_Stored data_
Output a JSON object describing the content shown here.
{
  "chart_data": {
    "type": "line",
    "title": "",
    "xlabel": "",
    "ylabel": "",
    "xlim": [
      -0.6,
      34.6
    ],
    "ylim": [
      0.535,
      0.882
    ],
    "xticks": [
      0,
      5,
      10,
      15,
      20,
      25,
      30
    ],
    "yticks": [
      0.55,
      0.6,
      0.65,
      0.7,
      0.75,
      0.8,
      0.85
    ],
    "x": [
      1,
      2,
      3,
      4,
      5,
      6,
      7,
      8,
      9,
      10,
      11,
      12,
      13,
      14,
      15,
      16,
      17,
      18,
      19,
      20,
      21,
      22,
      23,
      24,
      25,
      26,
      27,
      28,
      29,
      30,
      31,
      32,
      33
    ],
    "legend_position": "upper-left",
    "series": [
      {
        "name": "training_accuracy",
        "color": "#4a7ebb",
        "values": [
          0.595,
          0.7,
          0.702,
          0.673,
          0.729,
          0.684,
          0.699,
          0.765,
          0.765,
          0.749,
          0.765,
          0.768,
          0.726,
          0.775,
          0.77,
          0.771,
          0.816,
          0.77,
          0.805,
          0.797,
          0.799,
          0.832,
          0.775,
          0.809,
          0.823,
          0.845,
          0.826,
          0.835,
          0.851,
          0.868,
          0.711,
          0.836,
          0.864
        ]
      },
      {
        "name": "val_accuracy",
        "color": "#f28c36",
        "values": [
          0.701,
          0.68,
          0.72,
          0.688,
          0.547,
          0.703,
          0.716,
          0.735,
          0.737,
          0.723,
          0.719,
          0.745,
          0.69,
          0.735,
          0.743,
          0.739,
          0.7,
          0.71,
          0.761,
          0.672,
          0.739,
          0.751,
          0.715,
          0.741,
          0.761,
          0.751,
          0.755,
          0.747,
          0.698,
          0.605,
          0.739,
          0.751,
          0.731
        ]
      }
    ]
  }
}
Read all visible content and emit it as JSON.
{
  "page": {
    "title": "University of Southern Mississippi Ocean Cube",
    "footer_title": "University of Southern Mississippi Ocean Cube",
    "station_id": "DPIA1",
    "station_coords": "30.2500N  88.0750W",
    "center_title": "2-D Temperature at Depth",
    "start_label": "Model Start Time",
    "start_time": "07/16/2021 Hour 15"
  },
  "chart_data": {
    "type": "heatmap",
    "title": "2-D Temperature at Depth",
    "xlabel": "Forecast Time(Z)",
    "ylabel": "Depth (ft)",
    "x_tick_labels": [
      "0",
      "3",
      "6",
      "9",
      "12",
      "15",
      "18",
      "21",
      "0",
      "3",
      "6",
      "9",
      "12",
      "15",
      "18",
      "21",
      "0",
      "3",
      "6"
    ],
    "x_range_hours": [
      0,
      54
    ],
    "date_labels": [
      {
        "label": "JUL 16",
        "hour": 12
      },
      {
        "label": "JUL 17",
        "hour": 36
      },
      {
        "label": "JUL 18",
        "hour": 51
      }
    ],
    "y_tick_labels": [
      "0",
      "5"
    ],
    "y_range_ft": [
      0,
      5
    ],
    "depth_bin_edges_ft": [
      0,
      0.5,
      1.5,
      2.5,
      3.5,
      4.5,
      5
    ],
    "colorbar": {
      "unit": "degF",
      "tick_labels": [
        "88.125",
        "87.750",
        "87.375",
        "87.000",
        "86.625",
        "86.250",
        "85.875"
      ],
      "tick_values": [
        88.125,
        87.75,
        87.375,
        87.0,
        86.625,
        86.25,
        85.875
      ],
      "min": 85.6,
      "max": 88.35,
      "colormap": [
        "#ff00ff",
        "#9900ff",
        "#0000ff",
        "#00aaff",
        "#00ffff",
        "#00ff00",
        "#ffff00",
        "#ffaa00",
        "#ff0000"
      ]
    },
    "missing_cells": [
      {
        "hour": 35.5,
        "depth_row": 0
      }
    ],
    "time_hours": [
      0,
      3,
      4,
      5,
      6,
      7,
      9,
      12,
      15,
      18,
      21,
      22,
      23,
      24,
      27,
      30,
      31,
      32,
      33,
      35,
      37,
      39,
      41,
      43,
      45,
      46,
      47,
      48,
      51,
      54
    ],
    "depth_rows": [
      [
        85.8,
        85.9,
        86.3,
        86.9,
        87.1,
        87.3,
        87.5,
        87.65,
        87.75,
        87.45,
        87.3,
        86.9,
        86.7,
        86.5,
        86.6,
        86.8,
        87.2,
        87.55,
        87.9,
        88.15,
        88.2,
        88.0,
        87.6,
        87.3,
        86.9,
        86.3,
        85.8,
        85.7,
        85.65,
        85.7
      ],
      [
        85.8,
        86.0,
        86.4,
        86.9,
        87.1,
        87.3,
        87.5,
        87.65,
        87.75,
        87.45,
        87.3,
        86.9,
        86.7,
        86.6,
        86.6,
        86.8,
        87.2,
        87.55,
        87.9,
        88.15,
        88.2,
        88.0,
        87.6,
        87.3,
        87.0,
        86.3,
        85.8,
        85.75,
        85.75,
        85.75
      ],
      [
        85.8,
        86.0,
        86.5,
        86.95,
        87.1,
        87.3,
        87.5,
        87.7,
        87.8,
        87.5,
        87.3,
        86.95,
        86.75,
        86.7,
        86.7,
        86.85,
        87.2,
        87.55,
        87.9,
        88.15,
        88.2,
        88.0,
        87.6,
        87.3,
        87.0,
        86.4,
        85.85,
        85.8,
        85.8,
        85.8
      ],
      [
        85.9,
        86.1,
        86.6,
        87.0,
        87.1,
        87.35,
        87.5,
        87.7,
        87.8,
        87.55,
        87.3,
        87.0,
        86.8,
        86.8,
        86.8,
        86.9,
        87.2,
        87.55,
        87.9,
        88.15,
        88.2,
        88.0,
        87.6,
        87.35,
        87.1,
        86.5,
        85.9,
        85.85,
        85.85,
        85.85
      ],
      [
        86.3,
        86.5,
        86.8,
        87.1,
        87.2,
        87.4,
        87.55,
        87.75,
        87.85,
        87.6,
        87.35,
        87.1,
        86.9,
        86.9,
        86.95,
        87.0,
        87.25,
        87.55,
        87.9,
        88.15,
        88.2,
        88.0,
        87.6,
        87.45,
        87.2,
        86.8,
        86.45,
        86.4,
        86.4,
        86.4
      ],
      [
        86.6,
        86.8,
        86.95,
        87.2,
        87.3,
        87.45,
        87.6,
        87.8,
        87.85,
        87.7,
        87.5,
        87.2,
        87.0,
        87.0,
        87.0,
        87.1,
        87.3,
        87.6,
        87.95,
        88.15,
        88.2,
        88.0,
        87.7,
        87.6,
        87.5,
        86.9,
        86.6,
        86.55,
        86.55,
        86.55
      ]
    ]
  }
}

_Given instruction_
Pull out every line of the records that includes the string "content".

_Complete response_
Output a JSON object describing the content shown here.
Read all visible content and emit it as JSON.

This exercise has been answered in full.